▶ _Dataset items_:
——————————

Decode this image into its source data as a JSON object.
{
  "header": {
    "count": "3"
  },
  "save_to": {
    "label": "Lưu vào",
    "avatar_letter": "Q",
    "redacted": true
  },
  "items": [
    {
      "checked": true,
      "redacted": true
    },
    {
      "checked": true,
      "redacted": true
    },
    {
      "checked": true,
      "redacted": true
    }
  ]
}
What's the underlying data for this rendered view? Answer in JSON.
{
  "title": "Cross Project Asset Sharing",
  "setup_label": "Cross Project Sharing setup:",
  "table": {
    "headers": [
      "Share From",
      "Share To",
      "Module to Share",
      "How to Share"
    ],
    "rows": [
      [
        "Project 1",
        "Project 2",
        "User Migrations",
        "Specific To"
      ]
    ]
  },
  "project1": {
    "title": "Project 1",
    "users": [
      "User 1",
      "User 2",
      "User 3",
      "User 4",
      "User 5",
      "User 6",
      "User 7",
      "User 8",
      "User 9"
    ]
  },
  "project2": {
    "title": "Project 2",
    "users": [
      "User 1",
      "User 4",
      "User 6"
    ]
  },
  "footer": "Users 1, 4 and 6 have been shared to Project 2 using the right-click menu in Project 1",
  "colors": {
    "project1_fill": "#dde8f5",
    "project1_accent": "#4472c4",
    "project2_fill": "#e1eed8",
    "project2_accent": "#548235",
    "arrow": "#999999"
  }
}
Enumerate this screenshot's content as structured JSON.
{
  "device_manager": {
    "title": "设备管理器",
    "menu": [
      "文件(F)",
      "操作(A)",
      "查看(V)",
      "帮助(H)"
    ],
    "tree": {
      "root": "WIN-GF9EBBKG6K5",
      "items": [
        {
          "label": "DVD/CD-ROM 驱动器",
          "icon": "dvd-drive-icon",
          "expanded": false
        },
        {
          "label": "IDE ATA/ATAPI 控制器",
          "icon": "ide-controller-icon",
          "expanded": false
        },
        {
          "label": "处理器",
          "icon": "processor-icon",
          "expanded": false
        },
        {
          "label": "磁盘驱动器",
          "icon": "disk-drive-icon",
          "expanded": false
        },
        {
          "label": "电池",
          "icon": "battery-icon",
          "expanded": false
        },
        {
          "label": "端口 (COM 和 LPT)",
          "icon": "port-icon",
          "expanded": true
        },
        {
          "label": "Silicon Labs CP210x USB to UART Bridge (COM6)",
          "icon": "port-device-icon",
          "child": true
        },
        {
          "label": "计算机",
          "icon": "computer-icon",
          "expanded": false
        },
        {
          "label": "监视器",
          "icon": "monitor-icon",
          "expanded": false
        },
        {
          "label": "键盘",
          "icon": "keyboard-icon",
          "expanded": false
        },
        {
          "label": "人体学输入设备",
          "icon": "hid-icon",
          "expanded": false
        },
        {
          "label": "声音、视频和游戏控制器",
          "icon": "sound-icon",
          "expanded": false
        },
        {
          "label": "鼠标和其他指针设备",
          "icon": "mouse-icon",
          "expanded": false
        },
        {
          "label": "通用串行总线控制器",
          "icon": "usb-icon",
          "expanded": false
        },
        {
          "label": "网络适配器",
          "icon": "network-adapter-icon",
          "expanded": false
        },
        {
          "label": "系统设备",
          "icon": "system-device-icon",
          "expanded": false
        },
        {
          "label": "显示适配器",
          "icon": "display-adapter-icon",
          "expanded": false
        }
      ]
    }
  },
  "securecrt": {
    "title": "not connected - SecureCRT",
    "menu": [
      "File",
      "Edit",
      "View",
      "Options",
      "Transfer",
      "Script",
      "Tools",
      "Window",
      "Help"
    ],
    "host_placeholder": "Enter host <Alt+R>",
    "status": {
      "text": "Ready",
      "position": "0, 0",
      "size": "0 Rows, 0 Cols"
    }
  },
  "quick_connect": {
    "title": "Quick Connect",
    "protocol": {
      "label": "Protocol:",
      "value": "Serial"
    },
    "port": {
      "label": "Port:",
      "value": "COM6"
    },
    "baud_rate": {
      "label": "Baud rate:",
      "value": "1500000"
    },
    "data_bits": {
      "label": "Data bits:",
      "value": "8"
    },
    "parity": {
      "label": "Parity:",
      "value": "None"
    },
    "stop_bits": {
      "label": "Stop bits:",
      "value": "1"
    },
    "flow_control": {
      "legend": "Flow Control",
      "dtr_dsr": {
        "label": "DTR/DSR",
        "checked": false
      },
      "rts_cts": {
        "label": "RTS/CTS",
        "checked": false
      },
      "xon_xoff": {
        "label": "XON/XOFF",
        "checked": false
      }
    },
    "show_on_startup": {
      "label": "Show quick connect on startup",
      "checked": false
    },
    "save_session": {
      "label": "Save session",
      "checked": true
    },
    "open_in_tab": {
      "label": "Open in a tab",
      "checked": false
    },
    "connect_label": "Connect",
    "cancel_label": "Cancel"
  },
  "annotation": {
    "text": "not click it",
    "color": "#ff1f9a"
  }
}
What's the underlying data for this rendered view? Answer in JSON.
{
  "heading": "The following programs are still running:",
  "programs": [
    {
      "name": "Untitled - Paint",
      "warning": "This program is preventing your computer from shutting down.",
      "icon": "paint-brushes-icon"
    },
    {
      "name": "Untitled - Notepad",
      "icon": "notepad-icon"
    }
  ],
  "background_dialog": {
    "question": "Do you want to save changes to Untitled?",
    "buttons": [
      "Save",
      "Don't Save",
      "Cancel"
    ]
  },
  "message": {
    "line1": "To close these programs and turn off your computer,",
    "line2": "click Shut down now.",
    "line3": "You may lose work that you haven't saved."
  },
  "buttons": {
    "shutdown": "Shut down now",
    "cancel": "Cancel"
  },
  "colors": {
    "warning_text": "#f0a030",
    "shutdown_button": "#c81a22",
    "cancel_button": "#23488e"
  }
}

——————————

▶ _INSTRUCTIONS TO FOLLOW_: Which lines in the data above contain "Cross"? Show each one.

▶ _RESULT OF THIS EXERCISE_:
  "title": "Cross Project Asset Sharing",
  "setup_label": "Cross Project Sharing setup:",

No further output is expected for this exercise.